Provide an exact copy of the data, excluding the images.

Extracted records:
========
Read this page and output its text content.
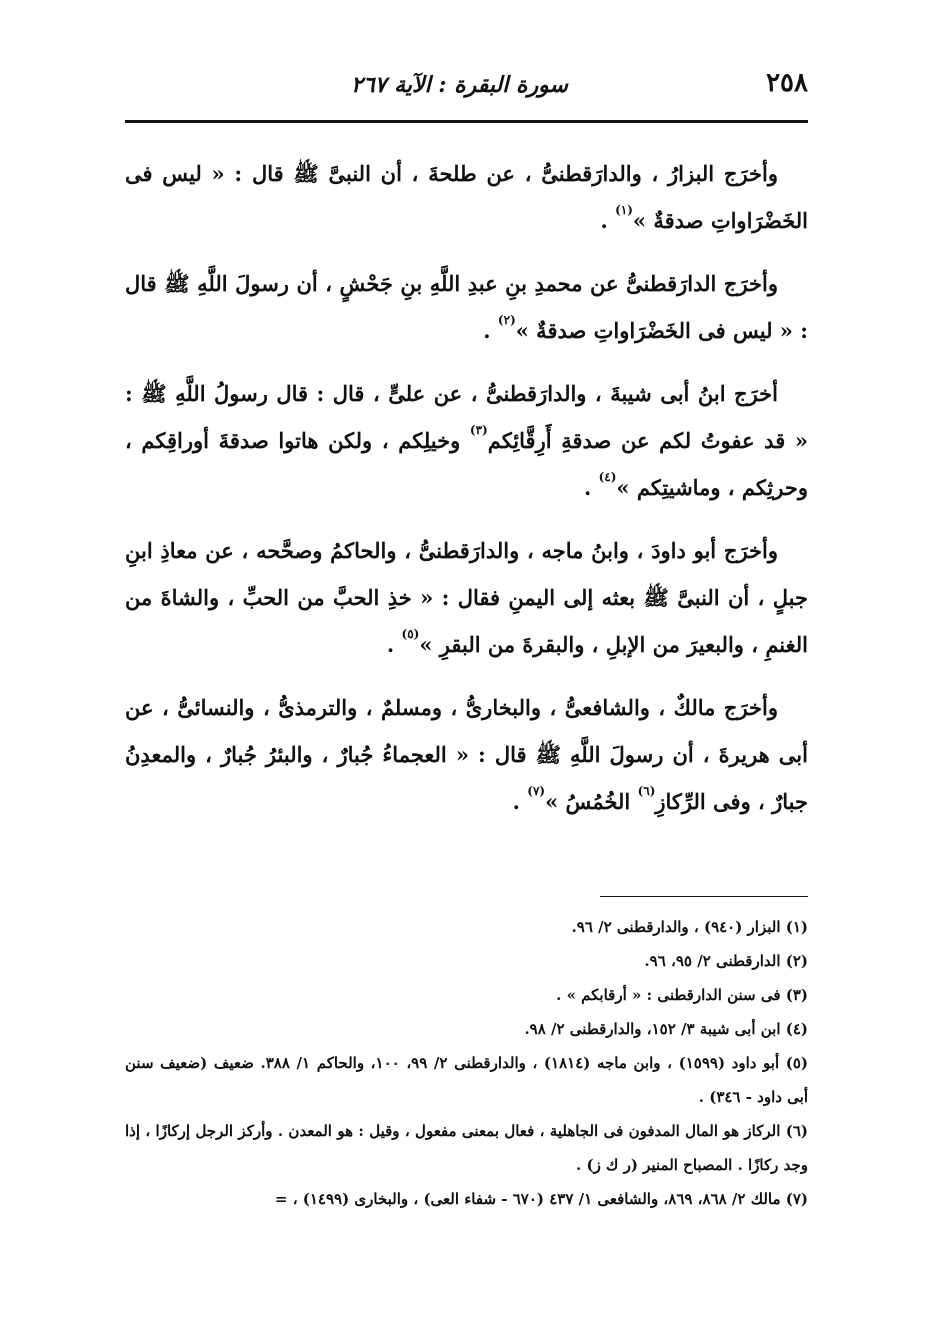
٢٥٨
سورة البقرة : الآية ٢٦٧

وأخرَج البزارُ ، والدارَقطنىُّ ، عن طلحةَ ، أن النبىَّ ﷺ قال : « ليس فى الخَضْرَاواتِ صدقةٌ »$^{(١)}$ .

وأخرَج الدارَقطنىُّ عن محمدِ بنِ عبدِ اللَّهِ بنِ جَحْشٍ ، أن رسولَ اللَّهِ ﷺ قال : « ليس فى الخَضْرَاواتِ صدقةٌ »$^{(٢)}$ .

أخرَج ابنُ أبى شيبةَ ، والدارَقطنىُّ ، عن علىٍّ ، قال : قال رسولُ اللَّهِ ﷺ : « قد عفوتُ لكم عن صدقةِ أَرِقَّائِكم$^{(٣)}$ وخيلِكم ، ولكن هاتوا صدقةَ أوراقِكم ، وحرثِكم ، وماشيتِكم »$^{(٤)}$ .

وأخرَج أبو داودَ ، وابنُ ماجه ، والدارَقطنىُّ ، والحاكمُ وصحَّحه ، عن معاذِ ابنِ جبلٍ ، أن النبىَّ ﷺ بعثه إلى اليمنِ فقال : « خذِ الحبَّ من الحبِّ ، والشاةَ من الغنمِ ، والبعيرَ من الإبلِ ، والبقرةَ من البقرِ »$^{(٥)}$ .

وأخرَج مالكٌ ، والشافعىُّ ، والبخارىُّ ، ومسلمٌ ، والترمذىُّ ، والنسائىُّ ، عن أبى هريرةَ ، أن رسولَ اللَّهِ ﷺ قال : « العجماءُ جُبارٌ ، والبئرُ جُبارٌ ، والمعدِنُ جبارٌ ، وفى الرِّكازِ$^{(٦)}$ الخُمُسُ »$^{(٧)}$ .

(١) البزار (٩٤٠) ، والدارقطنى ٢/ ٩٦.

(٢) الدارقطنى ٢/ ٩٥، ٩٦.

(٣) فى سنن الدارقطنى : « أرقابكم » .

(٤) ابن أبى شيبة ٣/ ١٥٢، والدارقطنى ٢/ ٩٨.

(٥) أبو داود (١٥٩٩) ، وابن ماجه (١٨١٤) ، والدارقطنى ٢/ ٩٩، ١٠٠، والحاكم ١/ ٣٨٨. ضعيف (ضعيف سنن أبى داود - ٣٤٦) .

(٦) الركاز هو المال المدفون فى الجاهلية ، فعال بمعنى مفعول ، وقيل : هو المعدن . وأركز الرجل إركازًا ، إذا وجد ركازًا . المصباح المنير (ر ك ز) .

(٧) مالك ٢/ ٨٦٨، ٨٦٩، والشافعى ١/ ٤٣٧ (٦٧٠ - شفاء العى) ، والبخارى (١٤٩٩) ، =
========
EXERCISE RESULT:
Read this page and output its text content.
٢٥٨
سورة البقرة : الآية ٢٦٧

وأخرَج البزارُ ، والدارَقطنىُّ ، عن طلحةَ ، أن النبىَّ ﷺ قال : « ليس فى الخَضْرَاواتِ صدقةٌ »$^{(١)}$ .

وأخرَج الدارَقطنىُّ عن محمدِ بنِ عبدِ اللَّهِ بنِ جَحْشٍ ، أن رسولَ اللَّهِ ﷺ قال : « ليس فى الخَضْرَاواتِ صدقةٌ »$^{(٢)}$ .

أخرَج ابنُ أبى شيبةَ ، والدارَقطنىُّ ، عن علىٍّ ، قال : قال رسولُ اللَّهِ ﷺ : « قد عفوتُ لكم عن صدقةِ أَرِقَّائِكم$^{(٣)}$ وخيلِكم ، ولكن هاتوا صدقةَ أوراقِكم ، وحرثِكم ، وماشيتِكم »$^{(٤)}$ .

وأخرَج أبو داودَ ، وابنُ ماجه ، والدارَقطنىُّ ، والحاكمُ وصحَّحه ، عن معاذِ ابنِ جبلٍ ، أن النبىَّ ﷺ بعثه إلى اليمنِ فقال : « خذِ الحبَّ من الحبِّ ، والشاةَ من الغنمِ ، والبعيرَ من الإبلِ ، والبقرةَ من البقرِ »$^{(٥)}$ .

وأخرَج مالكٌ ، والشافعىُّ ، والبخارىُّ ، ومسلمٌ ، والترمذىُّ ، والنسائىُّ ، عن أبى هريرةَ ، أن رسولَ اللَّهِ ﷺ قال : « العجماءُ جُبارٌ ، والبئرُ جُبارٌ ، والمعدِنُ جبارٌ ، وفى الرِّكازِ$^{(٦)}$ الخُمُسُ »$^{(٧)}$ .

(١) البزار (٩٤٠) ، والدارقطنى ٢/ ٩٦.

(٢) الدارقطنى ٢/ ٩٥، ٩٦.

(٣) فى سنن الدارقطنى : « أرقابكم » .

(٤) ابن أبى شيبة ٣/ ١٥٢، والدارقطنى ٢/ ٩٨.

(٥) أبو داود (١٥٩٩) ، وابن ماجه (١٨١٤) ، والدارقطنى ٢/ ٩٩، ١٠٠، والحاكم ١/ ٣٨٨. ضعيف (ضعيف سنن أبى داود - ٣٤٦) .

(٦) الركاز هو المال المدفون فى الجاهلية ، فعال بمعنى مفعول ، وقيل : هو المعدن . وأركز الرجل إركازًا ، إذا وجد ركازًا . المصباح المنير (ر ك ز) .

(٧) مالك ٢/ ٨٦٨، ٨٦٩، والشافعى ١/ ٤٣٧ (٦٧٠ - شفاء العى) ، والبخارى (١٤٩٩) ، =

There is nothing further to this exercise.